------ Texte à lire ------

L’INSEE vient de publier dans une récente note d’analyse (informations rapides du 13 décembre 2018 n°325) les premières statistiques avancées concernant le nombre de fonctionnaires (effectifs physiques) dans les trois fonctions publiques pour l’année 2017. L’institut statistique pointait du doigt « un emploi quasiment stable dans la fonction publique », alors même que les tendances spécifiques aux trois versants semblent plus contrastées. Décryptage.

Si l’on fait une analyse de l’évolution de l’emploi public total grâce aux statistiques de l’INSEE, on constate que depuis 2009, celui-ci s’est accru de 2,9% passant de 5,504 millions d’agents publics à près de 5,665 millions, soit +160.200 personnes.

Ces statistiques incluent bien entendu les contrats aidés. Or ceux-ci ont fortement varié sur la période, comme le montre la courbe suivante :

Il y apparaît que toutes fonctions publiques confondues, 2017 signe un retour remarqué à un nombre d’emplois aidés proche de celui des années 2009, c’est-à-dire à l’époque de la Grande Crise. En revanche, le quinquennat de François Hollande aura vu l’envolée du nombre des contrats aidés avec un pic en 2015 à 197.600 contractuels aidés. C’est en définitive parce que ce chiffre tombe de 26,6% en un an que l’emploi public total parvient à s’infléchir.

------ Données fournies ------

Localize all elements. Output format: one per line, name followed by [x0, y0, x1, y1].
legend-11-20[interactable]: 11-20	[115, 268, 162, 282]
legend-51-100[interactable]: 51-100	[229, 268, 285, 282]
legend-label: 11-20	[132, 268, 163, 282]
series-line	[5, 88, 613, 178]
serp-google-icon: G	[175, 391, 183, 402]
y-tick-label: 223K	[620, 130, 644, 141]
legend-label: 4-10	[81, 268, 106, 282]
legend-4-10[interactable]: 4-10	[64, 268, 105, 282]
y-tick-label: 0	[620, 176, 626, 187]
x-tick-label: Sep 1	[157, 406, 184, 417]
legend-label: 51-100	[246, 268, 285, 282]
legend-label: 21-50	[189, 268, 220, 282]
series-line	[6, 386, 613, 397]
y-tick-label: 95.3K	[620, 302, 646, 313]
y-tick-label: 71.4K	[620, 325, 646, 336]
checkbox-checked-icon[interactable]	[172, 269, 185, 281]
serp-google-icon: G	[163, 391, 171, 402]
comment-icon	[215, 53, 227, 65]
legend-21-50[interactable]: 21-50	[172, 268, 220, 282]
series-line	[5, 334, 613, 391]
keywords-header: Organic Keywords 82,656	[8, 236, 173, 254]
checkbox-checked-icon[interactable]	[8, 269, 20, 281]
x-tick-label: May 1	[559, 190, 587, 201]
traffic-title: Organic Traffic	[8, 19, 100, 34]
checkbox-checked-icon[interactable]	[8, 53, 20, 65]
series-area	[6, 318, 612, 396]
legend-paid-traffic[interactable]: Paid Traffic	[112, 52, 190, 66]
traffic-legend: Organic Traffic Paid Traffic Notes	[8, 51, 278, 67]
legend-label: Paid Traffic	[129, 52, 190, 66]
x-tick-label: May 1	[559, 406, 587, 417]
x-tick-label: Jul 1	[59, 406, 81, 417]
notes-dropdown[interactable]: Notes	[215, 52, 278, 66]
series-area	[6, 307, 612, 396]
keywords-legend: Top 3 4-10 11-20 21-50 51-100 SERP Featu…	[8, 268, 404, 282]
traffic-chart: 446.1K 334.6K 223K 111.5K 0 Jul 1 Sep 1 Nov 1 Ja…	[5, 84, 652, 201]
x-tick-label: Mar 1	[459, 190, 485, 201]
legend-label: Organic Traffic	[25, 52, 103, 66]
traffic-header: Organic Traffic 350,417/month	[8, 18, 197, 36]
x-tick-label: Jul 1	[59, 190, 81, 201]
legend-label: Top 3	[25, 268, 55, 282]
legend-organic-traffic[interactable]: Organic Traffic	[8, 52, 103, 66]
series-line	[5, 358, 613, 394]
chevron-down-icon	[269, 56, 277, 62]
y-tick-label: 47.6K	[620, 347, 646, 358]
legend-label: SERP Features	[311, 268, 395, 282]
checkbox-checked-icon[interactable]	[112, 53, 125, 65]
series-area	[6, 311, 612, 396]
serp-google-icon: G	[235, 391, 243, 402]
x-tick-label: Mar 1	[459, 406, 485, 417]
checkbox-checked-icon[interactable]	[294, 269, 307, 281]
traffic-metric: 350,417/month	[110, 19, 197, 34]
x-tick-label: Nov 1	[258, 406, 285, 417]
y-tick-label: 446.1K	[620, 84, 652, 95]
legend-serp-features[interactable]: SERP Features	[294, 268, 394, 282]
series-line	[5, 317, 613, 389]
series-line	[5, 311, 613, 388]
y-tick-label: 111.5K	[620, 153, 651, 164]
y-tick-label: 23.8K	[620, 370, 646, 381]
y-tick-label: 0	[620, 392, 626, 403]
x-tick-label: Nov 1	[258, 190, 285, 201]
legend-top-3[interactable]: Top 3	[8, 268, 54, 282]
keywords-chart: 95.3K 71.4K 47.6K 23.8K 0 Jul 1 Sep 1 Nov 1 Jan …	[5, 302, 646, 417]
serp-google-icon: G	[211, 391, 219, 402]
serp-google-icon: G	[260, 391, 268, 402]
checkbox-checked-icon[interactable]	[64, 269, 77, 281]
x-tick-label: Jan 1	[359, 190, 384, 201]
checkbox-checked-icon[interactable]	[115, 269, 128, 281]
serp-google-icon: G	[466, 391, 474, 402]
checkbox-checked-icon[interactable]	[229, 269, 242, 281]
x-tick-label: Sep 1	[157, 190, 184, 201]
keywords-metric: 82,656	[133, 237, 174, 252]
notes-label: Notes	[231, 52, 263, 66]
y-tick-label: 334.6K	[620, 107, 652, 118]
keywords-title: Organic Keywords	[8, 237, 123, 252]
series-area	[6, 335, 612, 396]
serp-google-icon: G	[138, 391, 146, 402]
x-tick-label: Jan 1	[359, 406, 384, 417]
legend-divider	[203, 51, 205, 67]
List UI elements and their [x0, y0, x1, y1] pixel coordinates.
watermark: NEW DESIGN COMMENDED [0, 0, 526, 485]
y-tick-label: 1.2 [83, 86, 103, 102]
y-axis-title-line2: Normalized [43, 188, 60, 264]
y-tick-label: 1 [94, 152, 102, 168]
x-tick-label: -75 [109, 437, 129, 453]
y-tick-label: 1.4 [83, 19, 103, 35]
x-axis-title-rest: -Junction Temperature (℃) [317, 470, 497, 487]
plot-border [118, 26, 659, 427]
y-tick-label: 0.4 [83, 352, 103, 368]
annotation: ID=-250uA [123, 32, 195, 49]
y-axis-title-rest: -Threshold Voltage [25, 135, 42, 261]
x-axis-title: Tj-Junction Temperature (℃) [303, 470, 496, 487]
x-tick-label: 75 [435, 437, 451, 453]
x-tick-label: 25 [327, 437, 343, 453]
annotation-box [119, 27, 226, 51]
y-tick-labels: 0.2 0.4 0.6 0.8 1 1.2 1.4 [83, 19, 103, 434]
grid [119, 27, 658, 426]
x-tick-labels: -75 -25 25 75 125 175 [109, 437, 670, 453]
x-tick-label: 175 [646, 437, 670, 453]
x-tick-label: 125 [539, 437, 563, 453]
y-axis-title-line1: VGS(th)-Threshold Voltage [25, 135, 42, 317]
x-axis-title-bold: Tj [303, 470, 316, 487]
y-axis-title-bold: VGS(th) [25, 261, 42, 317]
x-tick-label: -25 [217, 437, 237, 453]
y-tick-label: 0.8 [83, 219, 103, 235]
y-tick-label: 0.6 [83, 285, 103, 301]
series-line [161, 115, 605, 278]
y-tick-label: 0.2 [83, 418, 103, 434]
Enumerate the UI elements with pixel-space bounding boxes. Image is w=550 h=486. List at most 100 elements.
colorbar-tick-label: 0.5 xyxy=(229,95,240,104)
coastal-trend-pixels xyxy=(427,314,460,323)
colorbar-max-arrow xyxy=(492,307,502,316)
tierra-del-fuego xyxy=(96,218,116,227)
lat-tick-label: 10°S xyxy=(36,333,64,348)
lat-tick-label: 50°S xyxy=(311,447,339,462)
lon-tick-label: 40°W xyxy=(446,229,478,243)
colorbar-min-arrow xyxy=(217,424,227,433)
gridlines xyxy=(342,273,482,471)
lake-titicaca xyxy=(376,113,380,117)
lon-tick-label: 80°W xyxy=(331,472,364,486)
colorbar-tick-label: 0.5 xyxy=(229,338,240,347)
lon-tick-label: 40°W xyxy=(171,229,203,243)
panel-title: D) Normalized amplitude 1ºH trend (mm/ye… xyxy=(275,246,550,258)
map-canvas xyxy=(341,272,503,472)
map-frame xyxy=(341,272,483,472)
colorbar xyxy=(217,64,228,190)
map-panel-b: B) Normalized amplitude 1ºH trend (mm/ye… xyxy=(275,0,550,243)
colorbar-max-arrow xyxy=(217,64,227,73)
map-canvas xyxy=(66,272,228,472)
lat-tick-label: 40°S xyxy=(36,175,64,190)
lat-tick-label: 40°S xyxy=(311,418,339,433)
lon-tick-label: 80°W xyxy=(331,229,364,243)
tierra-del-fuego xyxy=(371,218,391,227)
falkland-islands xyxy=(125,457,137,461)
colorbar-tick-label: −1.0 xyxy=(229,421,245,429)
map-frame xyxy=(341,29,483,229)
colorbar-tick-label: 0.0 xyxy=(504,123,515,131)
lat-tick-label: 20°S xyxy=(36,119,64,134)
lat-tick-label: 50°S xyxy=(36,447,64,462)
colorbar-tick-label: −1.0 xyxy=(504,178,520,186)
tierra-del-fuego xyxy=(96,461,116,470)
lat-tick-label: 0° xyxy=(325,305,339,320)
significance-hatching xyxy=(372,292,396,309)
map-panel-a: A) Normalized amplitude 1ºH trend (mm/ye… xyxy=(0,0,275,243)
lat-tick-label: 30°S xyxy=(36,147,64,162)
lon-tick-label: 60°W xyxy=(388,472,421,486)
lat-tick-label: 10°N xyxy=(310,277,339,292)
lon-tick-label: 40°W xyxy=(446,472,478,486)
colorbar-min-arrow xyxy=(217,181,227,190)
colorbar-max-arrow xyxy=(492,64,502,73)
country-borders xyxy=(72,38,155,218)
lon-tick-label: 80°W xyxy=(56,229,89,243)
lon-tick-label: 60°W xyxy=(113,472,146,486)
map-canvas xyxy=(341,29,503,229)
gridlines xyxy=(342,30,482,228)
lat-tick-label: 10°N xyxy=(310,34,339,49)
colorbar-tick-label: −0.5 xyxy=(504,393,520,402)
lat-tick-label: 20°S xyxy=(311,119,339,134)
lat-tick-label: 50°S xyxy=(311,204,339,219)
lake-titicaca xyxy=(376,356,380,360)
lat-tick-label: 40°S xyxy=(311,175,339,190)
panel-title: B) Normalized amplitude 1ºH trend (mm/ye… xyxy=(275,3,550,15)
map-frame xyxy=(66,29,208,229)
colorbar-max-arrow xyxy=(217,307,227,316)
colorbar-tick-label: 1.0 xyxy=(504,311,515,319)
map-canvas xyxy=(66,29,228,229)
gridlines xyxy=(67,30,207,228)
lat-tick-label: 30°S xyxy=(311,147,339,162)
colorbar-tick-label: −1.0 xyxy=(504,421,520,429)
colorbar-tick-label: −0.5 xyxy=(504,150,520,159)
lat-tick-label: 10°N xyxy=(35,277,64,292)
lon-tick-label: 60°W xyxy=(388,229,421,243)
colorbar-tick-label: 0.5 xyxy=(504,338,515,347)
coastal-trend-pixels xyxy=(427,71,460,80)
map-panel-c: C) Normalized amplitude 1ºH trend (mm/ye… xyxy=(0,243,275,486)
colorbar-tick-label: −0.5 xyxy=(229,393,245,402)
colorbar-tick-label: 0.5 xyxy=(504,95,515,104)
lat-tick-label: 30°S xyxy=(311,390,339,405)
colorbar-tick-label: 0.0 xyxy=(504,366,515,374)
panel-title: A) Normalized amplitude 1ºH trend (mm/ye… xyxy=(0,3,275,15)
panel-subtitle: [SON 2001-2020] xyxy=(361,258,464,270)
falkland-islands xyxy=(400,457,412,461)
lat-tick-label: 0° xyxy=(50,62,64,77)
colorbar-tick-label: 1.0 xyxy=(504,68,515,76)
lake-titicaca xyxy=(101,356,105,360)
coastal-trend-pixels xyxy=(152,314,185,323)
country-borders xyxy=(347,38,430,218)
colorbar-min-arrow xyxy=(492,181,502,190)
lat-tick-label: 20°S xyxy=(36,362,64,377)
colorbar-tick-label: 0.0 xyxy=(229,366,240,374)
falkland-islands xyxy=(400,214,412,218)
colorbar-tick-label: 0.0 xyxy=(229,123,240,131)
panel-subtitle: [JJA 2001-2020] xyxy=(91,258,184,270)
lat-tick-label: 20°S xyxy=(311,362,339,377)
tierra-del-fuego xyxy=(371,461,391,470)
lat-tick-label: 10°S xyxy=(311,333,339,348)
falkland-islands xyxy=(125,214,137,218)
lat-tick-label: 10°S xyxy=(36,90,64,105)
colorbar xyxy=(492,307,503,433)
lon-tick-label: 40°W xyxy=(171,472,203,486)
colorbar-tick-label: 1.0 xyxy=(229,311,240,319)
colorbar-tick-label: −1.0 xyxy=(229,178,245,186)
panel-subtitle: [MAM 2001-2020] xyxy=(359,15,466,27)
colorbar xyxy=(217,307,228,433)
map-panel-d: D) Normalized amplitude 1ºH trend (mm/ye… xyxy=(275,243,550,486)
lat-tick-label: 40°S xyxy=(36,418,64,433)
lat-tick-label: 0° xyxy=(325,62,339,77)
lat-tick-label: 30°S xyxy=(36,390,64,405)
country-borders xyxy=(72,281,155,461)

------

_Consignes_:
1. Répondez aux questions suivantes d'après le texte sur l'emploi public.
(a) De quelle date est la note de l'INSEE citée au début ?
(b) De combien de pour cent l'emploi public total s'est-il accru depuis 2009 ?
(c) En quelle année le nombre de contrats aidés a-t-il atteint son pic, et à combien s'élevait-il ?
2. Rédigez la suite du texte sur l'emploi public, à partir de sa dernière phrase.

_Les résultats_:
1.
(a) Du 13 décembre 2018.
(b) De 2,9 %.
(c) En 2015, avec 197.600 contractuels aidés.

2.
Si l’on regarde toutefois la courbe (orange) des effectifs de la fonction publique hors contrats aidés, la situation est plus inquiétante, elle continue de croître quasi-linéairement depuis 2011 jusqu’en 2017 pour atteindre 5,526 millions de fonctionnaires, soit un accroissement de 2,75% depuis 2009 (+147.700 personnes).

Le problème sous-jacent du recyclage des emplois aidés

Alors que les emplois aidés servent à remplir des postes en théorie « non-permanents », des vagues de « contractualisation » et de « titularisation » permettent à certains d’entre eux de se maintenir au sein de la fonction publique à l’issue de leur contrat, et d’accéder à des postes en théorie « permanents ».

Ces flux viennent du même coup « doper » le nombre des « entrées » dans la fonction publique en surcompensant les « départs ». Afin de bien mettre en exergue ce phénomène, nous avons regardé les statistiques de la fonction publique territoriale en exploitant en particulier les BIS (bulletins d’information statistique[1]) : nous avons ensuite décidé de débuter notre analyse à la date de 2009 car ainsi les effectifs ne sont plus tributaires de l’acte II de la décentralisation et des transferts de personnels afférents.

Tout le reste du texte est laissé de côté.